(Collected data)
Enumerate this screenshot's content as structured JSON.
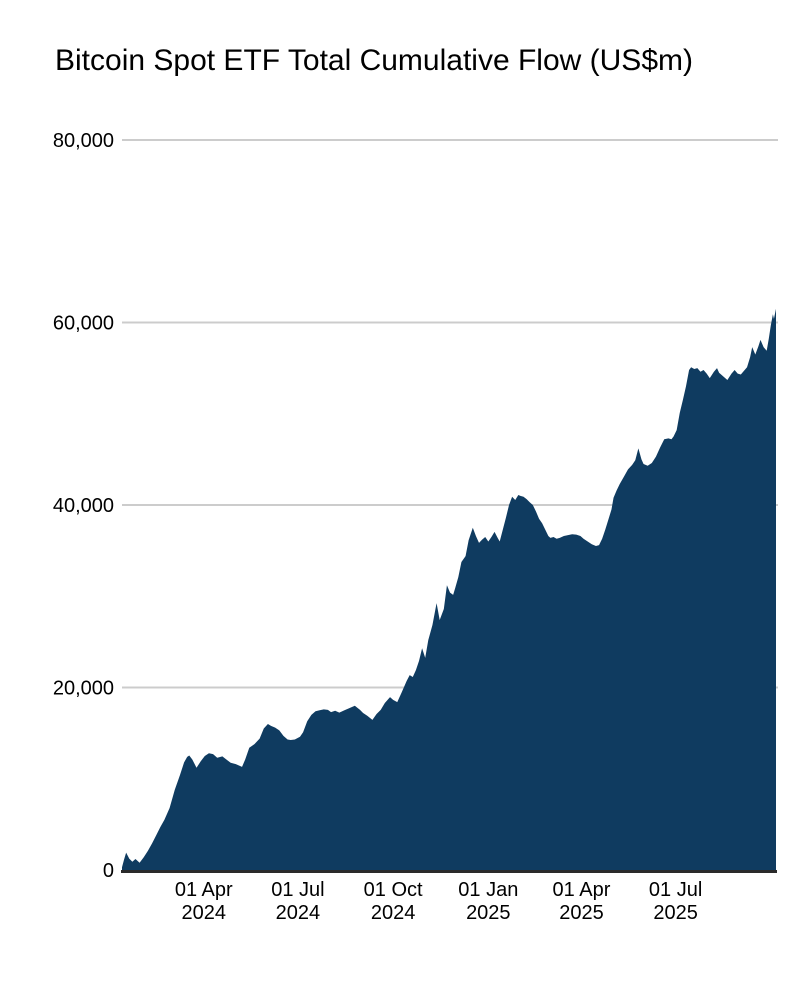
{
  "header": {
    "title": "Bitcoin Spot ETF Total Cumulative Flow (US$m)"
  },
  "chart_data": {
    "type": "area",
    "title": "Bitcoin Spot ETF Total Cumulative Flow (US$m)",
    "xlabel": "",
    "ylabel": "",
    "legend": "none",
    "grid": true,
    "ylim": [
      0,
      80000
    ],
    "x_domain": [
      "2024-01-13",
      "2025-10-06"
    ],
    "y_ticks": [
      {
        "value": 0,
        "label": "0"
      },
      {
        "value": 20000,
        "label": "20,000"
      },
      {
        "value": 40000,
        "label": "40,000"
      },
      {
        "value": 60000,
        "label": "60,000"
      },
      {
        "value": 80000,
        "label": "80,000"
      }
    ],
    "x_ticks": [
      {
        "date": "2024-04-01",
        "line1": "01 Apr",
        "line2": "2024"
      },
      {
        "date": "2024-07-01",
        "line1": "01 Jul",
        "line2": "2024"
      },
      {
        "date": "2024-10-01",
        "line1": "01 Oct",
        "line2": "2024"
      },
      {
        "date": "2025-01-01",
        "line1": "01 Jan",
        "line2": "2025"
      },
      {
        "date": "2025-04-01",
        "line1": "01 Apr",
        "line2": "2025"
      },
      {
        "date": "2025-07-01",
        "line1": "01 Jul",
        "line2": "2025"
      }
    ],
    "colors": {
      "area_fill": "#0f3b60",
      "gridline": "#cccccc",
      "zero_line": "#2a2a2a",
      "text": "#000000",
      "background": "#ffffff"
    },
    "series": [
      {
        "name": "Total Cumulative Flow (US$m)",
        "points": [
          [
            "2024-01-13",
            300
          ],
          [
            "2024-01-15",
            1150
          ],
          [
            "2024-01-17",
            1900
          ],
          [
            "2024-01-20",
            1250
          ],
          [
            "2024-01-23",
            900
          ],
          [
            "2024-01-26",
            1200
          ],
          [
            "2024-01-30",
            800
          ],
          [
            "2024-02-03",
            1400
          ],
          [
            "2024-02-07",
            2100
          ],
          [
            "2024-02-11",
            2900
          ],
          [
            "2024-02-15",
            3800
          ],
          [
            "2024-02-19",
            4700
          ],
          [
            "2024-02-23",
            5500
          ],
          [
            "2024-02-28",
            6800
          ],
          [
            "2024-03-04",
            8800
          ],
          [
            "2024-03-09",
            10400
          ],
          [
            "2024-03-13",
            11800
          ],
          [
            "2024-03-16",
            12400
          ],
          [
            "2024-03-18",
            12550
          ],
          [
            "2024-03-21",
            12100
          ],
          [
            "2024-03-25",
            11200
          ],
          [
            "2024-03-29",
            11900
          ],
          [
            "2024-04-02",
            12500
          ],
          [
            "2024-04-06",
            12800
          ],
          [
            "2024-04-10",
            12700
          ],
          [
            "2024-04-14",
            12300
          ],
          [
            "2024-04-19",
            12450
          ],
          [
            "2024-04-23",
            12100
          ],
          [
            "2024-04-27",
            11750
          ],
          [
            "2024-05-02",
            11600
          ],
          [
            "2024-05-08",
            11300
          ],
          [
            "2024-05-11",
            12100
          ],
          [
            "2024-05-15",
            13400
          ],
          [
            "2024-05-20",
            13800
          ],
          [
            "2024-05-25",
            14400
          ],
          [
            "2024-05-29",
            15500
          ],
          [
            "2024-06-02",
            16000
          ],
          [
            "2024-06-05",
            15800
          ],
          [
            "2024-06-09",
            15600
          ],
          [
            "2024-06-13",
            15300
          ],
          [
            "2024-06-17",
            14700
          ],
          [
            "2024-06-21",
            14300
          ],
          [
            "2024-06-24",
            14250
          ],
          [
            "2024-06-28",
            14300
          ],
          [
            "2024-07-03",
            14600
          ],
          [
            "2024-07-06",
            15100
          ],
          [
            "2024-07-10",
            16300
          ],
          [
            "2024-07-14",
            17000
          ],
          [
            "2024-07-18",
            17400
          ],
          [
            "2024-07-22",
            17500
          ],
          [
            "2024-07-26",
            17600
          ],
          [
            "2024-07-30",
            17550
          ],
          [
            "2024-08-02",
            17300
          ],
          [
            "2024-08-06",
            17450
          ],
          [
            "2024-08-10",
            17250
          ],
          [
            "2024-08-15",
            17500
          ],
          [
            "2024-08-20",
            17750
          ],
          [
            "2024-08-25",
            18000
          ],
          [
            "2024-08-30",
            17550
          ],
          [
            "2024-09-02",
            17200
          ],
          [
            "2024-09-06",
            16900
          ],
          [
            "2024-09-11",
            16450
          ],
          [
            "2024-09-15",
            17100
          ],
          [
            "2024-09-19",
            17550
          ],
          [
            "2024-09-23",
            18300
          ],
          [
            "2024-09-28",
            18950
          ],
          [
            "2024-10-01",
            18650
          ],
          [
            "2024-10-05",
            18400
          ],
          [
            "2024-10-09",
            19400
          ],
          [
            "2024-10-14",
            20700
          ],
          [
            "2024-10-17",
            21350
          ],
          [
            "2024-10-20",
            21150
          ],
          [
            "2024-10-23",
            21900
          ],
          [
            "2024-10-26",
            22900
          ],
          [
            "2024-10-29",
            24300
          ],
          [
            "2024-11-01",
            23250
          ],
          [
            "2024-11-04",
            25200
          ],
          [
            "2024-11-08",
            26850
          ],
          [
            "2024-11-12",
            29250
          ],
          [
            "2024-11-15",
            27400
          ],
          [
            "2024-11-19",
            28600
          ],
          [
            "2024-11-22",
            31200
          ],
          [
            "2024-11-25",
            30400
          ],
          [
            "2024-11-28",
            30150
          ],
          [
            "2024-11-30",
            30900
          ],
          [
            "2024-12-03",
            32100
          ],
          [
            "2024-12-06",
            33750
          ],
          [
            "2024-12-10",
            34400
          ],
          [
            "2024-12-13",
            36150
          ],
          [
            "2024-12-17",
            37500
          ],
          [
            "2024-12-20",
            36600
          ],
          [
            "2024-12-23",
            35850
          ],
          [
            "2024-12-26",
            36200
          ],
          [
            "2024-12-29",
            36500
          ],
          [
            "2025-01-01",
            36000
          ],
          [
            "2025-01-04",
            36500
          ],
          [
            "2025-01-07",
            37050
          ],
          [
            "2025-01-10",
            36400
          ],
          [
            "2025-01-12",
            36000
          ],
          [
            "2025-01-15",
            37300
          ],
          [
            "2025-01-18",
            38600
          ],
          [
            "2025-01-21",
            40000
          ],
          [
            "2025-01-24",
            40900
          ],
          [
            "2025-01-27",
            40550
          ],
          [
            "2025-01-30",
            41100
          ],
          [
            "2025-02-01",
            41000
          ],
          [
            "2025-02-04",
            40900
          ],
          [
            "2025-02-07",
            40650
          ],
          [
            "2025-02-10",
            40300
          ],
          [
            "2025-02-13",
            40000
          ],
          [
            "2025-02-16",
            39300
          ],
          [
            "2025-02-19",
            38500
          ],
          [
            "2025-02-22",
            38000
          ],
          [
            "2025-02-25",
            37300
          ],
          [
            "2025-02-28",
            36600
          ],
          [
            "2025-03-02",
            36400
          ],
          [
            "2025-03-05",
            36500
          ],
          [
            "2025-03-08",
            36300
          ],
          [
            "2025-03-11",
            36400
          ],
          [
            "2025-03-15",
            36600
          ],
          [
            "2025-03-19",
            36700
          ],
          [
            "2025-03-23",
            36800
          ],
          [
            "2025-03-27",
            36750
          ],
          [
            "2025-03-31",
            36600
          ],
          [
            "2025-04-03",
            36300
          ],
          [
            "2025-04-07",
            36000
          ],
          [
            "2025-04-11",
            35700
          ],
          [
            "2025-04-15",
            35500
          ],
          [
            "2025-04-18",
            35600
          ],
          [
            "2025-04-21",
            36300
          ],
          [
            "2025-04-24",
            37300
          ],
          [
            "2025-04-27",
            38400
          ],
          [
            "2025-04-30",
            39500
          ],
          [
            "2025-05-02",
            40800
          ],
          [
            "2025-05-05",
            41600
          ],
          [
            "2025-05-08",
            42300
          ],
          [
            "2025-05-12",
            43100
          ],
          [
            "2025-05-16",
            43900
          ],
          [
            "2025-05-20",
            44400
          ],
          [
            "2025-05-23",
            44900
          ],
          [
            "2025-05-26",
            46200
          ],
          [
            "2025-05-29",
            45000
          ],
          [
            "2025-05-31",
            44500
          ],
          [
            "2025-06-04",
            44300
          ],
          [
            "2025-06-08",
            44600
          ],
          [
            "2025-06-12",
            45300
          ],
          [
            "2025-06-16",
            46300
          ],
          [
            "2025-06-20",
            47200
          ],
          [
            "2025-06-24",
            47300
          ],
          [
            "2025-06-27",
            47200
          ],
          [
            "2025-06-29",
            47500
          ],
          [
            "2025-07-02",
            48200
          ],
          [
            "2025-07-05",
            50100
          ],
          [
            "2025-07-08",
            51500
          ],
          [
            "2025-07-11",
            53000
          ],
          [
            "2025-07-14",
            54800
          ],
          [
            "2025-07-16",
            55100
          ],
          [
            "2025-07-19",
            54900
          ],
          [
            "2025-07-22",
            55000
          ],
          [
            "2025-07-25",
            54600
          ],
          [
            "2025-07-28",
            54800
          ],
          [
            "2025-07-31",
            54400
          ],
          [
            "2025-08-03",
            53900
          ],
          [
            "2025-08-07",
            54600
          ],
          [
            "2025-08-10",
            55000
          ],
          [
            "2025-08-12",
            54500
          ],
          [
            "2025-08-16",
            54100
          ],
          [
            "2025-08-20",
            53700
          ],
          [
            "2025-08-24",
            54400
          ],
          [
            "2025-08-27",
            54800
          ],
          [
            "2025-08-30",
            54400
          ],
          [
            "2025-09-02",
            54300
          ],
          [
            "2025-09-05",
            54700
          ],
          [
            "2025-09-08",
            55100
          ],
          [
            "2025-09-11",
            56200
          ],
          [
            "2025-09-13",
            57300
          ],
          [
            "2025-09-16",
            56500
          ],
          [
            "2025-09-19",
            57400
          ],
          [
            "2025-09-21",
            58100
          ],
          [
            "2025-09-24",
            57300
          ],
          [
            "2025-09-27",
            56900
          ],
          [
            "2025-09-29",
            58200
          ],
          [
            "2025-10-01",
            59700
          ],
          [
            "2025-10-03",
            60900
          ],
          [
            "2025-10-04",
            60400
          ],
          [
            "2025-10-06",
            61500
          ]
        ]
      }
    ]
  }
}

▶ WHAT YOU WILL DO
List all lines where "date" occurs.

▶ FULL RESPONSE
        "date": "2024-04-01",
        "date": "2024-07-01",
        "date": "2024-10-01",
        "date": "2025-01-01",
        "date": "2025-04-01",
        "date": "2025-07-01",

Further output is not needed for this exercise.